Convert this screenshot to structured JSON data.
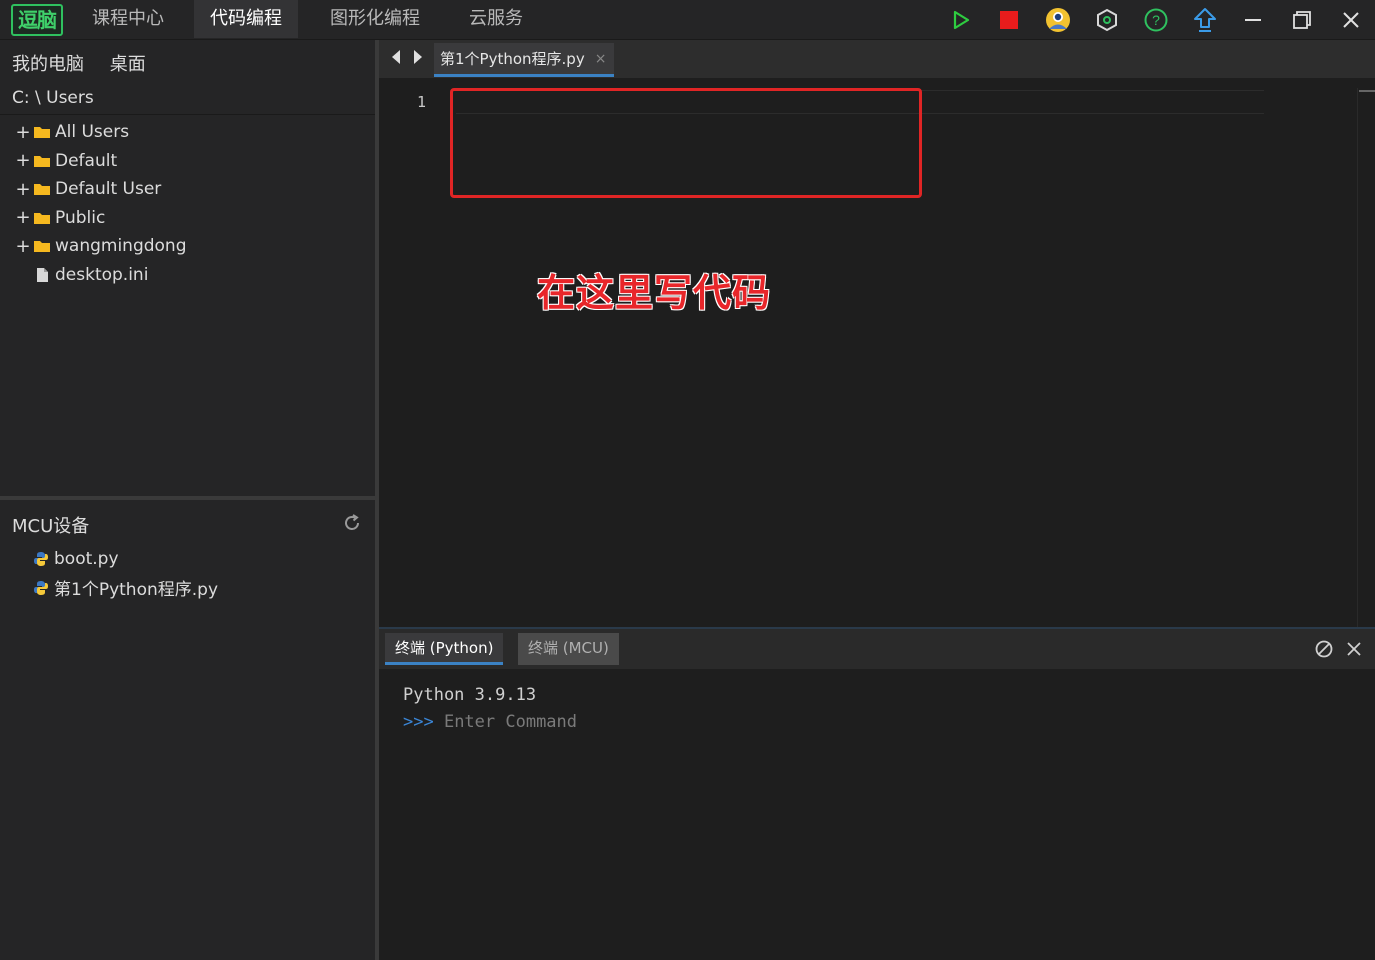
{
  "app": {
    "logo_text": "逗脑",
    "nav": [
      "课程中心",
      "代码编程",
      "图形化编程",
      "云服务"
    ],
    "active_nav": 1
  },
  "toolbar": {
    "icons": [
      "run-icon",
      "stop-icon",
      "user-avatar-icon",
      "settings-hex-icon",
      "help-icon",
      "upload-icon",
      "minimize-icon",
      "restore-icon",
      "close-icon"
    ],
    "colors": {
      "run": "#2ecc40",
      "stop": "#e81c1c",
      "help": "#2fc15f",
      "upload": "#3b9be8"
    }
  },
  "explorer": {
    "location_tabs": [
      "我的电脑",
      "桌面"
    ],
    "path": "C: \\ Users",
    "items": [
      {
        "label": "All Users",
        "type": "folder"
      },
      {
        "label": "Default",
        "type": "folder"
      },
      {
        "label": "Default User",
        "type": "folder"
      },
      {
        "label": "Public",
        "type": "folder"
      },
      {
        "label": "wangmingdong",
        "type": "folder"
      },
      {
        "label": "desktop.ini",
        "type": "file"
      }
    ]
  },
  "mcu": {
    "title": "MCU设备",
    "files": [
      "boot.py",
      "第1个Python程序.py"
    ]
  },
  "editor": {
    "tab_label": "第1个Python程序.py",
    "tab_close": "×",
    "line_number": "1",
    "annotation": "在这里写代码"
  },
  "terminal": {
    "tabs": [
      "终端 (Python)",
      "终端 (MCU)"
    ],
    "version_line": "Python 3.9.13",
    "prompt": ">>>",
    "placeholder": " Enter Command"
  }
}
--
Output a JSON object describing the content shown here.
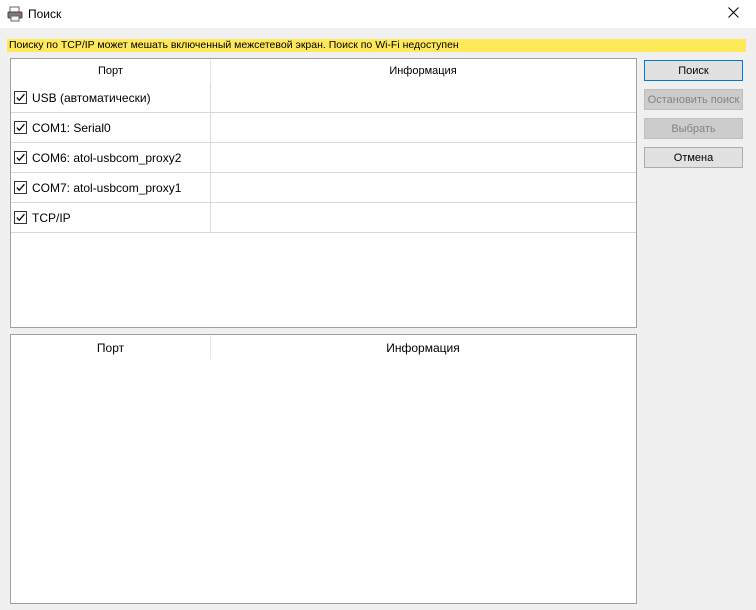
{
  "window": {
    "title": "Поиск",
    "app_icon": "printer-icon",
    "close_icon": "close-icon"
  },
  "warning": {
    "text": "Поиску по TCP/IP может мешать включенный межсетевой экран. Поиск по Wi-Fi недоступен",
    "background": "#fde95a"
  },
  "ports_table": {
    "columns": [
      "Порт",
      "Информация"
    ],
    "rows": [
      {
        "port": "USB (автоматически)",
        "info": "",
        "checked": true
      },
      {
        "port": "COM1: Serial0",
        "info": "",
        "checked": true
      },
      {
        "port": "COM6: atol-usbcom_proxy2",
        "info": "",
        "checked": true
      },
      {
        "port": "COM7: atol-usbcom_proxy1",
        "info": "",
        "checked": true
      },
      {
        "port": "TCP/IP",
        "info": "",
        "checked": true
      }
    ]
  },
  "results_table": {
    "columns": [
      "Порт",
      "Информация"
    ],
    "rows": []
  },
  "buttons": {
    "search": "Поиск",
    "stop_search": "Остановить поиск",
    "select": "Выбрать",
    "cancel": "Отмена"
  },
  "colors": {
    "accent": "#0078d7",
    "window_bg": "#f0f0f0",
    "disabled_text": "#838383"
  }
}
--
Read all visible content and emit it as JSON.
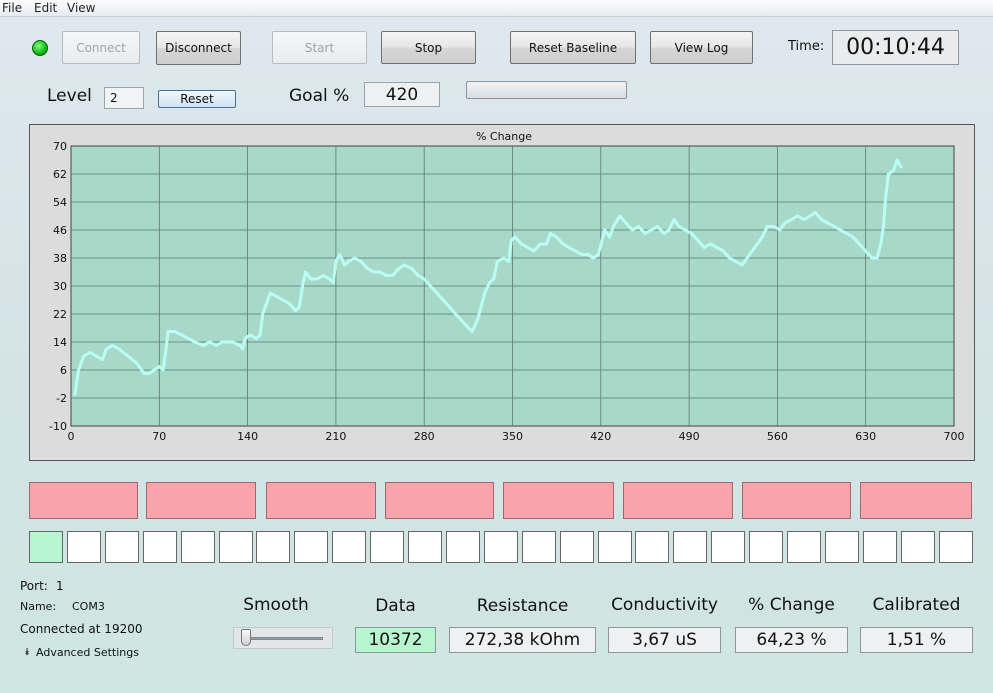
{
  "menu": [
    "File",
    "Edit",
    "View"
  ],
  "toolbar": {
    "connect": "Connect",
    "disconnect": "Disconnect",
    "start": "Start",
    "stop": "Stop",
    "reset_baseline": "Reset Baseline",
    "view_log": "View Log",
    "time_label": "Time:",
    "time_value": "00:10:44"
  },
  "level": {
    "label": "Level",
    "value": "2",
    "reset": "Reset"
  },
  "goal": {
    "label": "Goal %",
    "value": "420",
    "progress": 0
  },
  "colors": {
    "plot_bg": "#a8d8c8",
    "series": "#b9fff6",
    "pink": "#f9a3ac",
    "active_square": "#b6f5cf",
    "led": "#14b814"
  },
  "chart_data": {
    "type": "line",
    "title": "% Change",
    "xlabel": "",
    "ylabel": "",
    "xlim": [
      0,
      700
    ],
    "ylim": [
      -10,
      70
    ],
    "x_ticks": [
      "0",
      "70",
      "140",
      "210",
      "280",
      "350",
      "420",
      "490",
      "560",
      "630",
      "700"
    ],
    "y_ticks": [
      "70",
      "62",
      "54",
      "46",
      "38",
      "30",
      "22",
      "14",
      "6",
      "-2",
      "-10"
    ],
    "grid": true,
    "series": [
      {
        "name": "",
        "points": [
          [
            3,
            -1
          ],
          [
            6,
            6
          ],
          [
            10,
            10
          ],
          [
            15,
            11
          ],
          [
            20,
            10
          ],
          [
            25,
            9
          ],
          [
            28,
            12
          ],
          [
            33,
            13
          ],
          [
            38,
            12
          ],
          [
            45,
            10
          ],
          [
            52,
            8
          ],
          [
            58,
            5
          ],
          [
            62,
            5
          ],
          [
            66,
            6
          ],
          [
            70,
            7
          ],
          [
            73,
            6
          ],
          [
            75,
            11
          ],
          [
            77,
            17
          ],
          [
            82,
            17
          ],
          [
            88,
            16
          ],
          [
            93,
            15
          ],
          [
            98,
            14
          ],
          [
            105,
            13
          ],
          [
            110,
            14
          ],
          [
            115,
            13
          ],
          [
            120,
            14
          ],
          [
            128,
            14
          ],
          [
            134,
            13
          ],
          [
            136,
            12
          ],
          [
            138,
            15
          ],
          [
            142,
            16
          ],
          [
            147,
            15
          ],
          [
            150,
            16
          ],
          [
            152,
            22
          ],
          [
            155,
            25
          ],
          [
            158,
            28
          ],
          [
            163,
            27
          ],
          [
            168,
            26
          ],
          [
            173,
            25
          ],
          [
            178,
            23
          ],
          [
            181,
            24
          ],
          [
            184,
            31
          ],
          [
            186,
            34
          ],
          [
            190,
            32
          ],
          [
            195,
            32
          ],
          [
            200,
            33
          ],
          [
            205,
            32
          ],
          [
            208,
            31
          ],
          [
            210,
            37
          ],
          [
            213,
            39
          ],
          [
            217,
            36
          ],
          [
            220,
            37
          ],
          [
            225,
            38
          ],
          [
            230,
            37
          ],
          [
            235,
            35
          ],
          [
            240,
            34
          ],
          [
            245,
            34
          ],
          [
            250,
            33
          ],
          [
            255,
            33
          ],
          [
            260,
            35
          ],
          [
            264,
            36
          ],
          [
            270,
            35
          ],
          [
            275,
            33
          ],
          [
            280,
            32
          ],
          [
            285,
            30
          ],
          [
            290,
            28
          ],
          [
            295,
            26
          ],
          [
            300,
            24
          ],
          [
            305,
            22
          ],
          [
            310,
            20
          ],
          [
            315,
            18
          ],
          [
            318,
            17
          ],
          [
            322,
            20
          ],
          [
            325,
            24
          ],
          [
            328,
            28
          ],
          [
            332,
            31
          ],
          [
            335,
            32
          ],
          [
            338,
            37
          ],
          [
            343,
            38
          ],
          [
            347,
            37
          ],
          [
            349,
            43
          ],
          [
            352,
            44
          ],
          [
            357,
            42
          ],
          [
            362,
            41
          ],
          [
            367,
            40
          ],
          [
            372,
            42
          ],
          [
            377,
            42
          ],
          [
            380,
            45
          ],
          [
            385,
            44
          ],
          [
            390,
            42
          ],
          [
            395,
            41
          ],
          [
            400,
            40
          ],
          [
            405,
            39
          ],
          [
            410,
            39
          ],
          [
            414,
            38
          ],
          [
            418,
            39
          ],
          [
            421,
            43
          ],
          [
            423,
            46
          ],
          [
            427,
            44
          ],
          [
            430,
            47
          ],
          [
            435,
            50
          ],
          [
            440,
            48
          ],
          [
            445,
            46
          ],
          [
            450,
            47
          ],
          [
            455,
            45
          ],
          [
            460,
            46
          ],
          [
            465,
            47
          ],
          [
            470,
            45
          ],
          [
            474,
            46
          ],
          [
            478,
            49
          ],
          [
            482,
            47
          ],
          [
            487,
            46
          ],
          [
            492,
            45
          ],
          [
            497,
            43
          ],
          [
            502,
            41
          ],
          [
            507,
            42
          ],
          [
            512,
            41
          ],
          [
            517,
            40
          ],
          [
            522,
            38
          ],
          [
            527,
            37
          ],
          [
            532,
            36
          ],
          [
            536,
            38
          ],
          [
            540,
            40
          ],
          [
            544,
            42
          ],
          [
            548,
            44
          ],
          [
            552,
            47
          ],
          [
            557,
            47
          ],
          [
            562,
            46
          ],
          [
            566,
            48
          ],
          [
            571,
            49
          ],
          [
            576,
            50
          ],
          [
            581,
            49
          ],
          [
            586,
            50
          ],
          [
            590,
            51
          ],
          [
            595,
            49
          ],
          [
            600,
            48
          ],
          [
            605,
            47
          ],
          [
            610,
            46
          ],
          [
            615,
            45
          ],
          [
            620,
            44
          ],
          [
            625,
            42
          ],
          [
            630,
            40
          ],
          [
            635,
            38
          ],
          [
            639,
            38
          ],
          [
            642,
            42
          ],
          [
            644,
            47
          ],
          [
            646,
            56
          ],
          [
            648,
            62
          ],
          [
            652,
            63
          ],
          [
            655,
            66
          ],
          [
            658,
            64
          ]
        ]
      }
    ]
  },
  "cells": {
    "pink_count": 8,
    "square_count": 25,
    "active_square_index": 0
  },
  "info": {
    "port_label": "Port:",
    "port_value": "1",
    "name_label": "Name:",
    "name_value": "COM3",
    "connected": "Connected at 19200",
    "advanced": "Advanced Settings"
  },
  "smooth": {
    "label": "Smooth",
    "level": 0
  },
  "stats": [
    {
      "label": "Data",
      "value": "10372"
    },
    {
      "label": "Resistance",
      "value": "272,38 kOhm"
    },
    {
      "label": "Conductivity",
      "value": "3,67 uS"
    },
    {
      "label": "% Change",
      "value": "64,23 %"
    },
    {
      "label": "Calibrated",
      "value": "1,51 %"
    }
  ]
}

_SHORT PROBLEM_. Reply with only the number of lines in the entries that contain the word "atol".

_RESPONSE FOR THIS EXERCISE_. 2